Task to carry out = Your task is to repeat the entries exactly. Leave the pictures out.

— start Available records —

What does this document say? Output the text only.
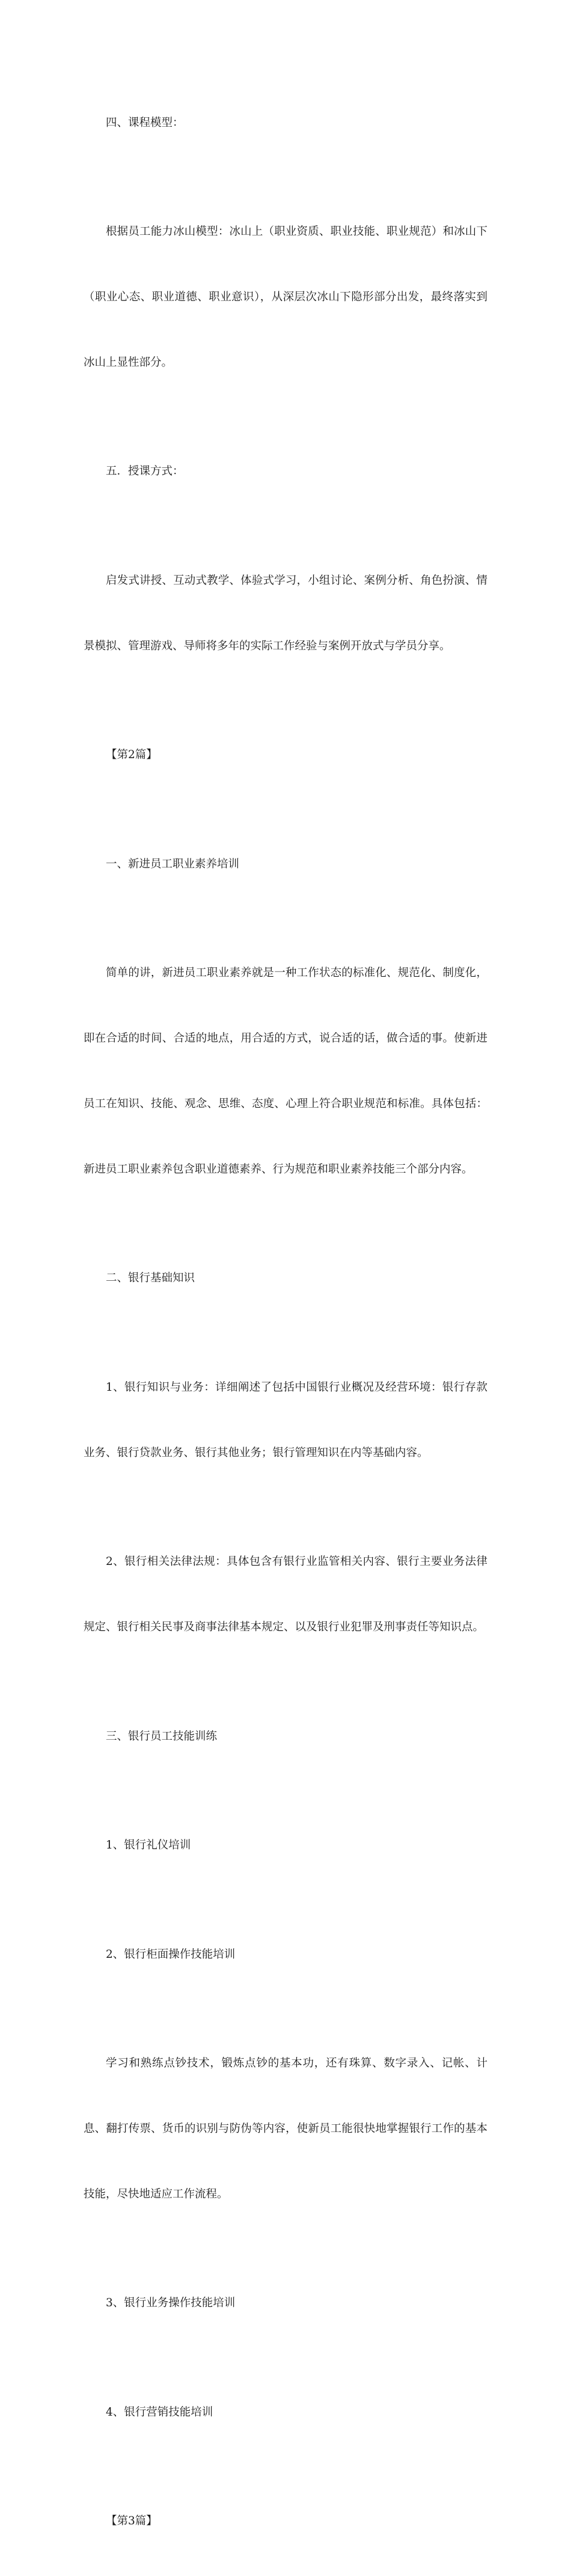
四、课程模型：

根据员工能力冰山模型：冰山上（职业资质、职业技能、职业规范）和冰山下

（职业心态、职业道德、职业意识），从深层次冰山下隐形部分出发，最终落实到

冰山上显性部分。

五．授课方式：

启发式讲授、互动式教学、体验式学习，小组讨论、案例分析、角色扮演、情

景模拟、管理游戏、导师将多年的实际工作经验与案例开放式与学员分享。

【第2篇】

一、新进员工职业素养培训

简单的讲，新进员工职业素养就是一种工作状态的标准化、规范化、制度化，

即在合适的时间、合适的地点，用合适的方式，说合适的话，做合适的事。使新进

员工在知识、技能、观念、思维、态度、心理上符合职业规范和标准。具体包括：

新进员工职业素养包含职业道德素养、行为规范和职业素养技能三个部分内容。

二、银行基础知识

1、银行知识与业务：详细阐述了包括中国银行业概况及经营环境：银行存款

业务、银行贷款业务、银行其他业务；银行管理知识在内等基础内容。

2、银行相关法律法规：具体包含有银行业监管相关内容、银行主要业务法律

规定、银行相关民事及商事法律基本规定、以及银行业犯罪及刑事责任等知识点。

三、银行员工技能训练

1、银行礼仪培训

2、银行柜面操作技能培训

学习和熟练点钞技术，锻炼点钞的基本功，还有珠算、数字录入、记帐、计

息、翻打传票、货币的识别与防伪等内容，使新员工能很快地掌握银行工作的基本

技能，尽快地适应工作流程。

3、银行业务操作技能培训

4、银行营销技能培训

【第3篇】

— end Available records —

Problem solution =
What does this document say? Output the text only.
四、课程模型：

根据员工能力冰山模型：冰山上（职业资质、职业技能、职业规范）和冰山下

（职业心态、职业道德、职业意识），从深层次冰山下隐形部分出发，最终落实到

冰山上显性部分。

五．授课方式：

启发式讲授、互动式教学、体验式学习，小组讨论、案例分析、角色扮演、情

景模拟、管理游戏、导师将多年的实际工作经验与案例开放式与学员分享。

【第2篇】

一、新进员工职业素养培训

简单的讲，新进员工职业素养就是一种工作状态的标准化、规范化、制度化，

即在合适的时间、合适的地点，用合适的方式，说合适的话，做合适的事。使新进

员工在知识、技能、观念、思维、态度、心理上符合职业规范和标准。具体包括：

新进员工职业素养包含职业道德素养、行为规范和职业素养技能三个部分内容。

二、银行基础知识

1、银行知识与业务：详细阐述了包括中国银行业概况及经营环境：银行存款

业务、银行贷款业务、银行其他业务；银行管理知识在内等基础内容。

2、银行相关法律法规：具体包含有银行业监管相关内容、银行主要业务法律

规定、银行相关民事及商事法律基本规定、以及银行业犯罪及刑事责任等知识点。

三、银行员工技能训练

1、银行礼仪培训

2、银行柜面操作技能培训

学习和熟练点钞技术，锻炼点钞的基本功，还有珠算、数字录入、记帐、计

息、翻打传票、货币的识别与防伪等内容，使新员工能很快地掌握银行工作的基本

技能，尽快地适应工作流程。

3、银行业务操作技能培训

4、银行营销技能培训

【第3篇】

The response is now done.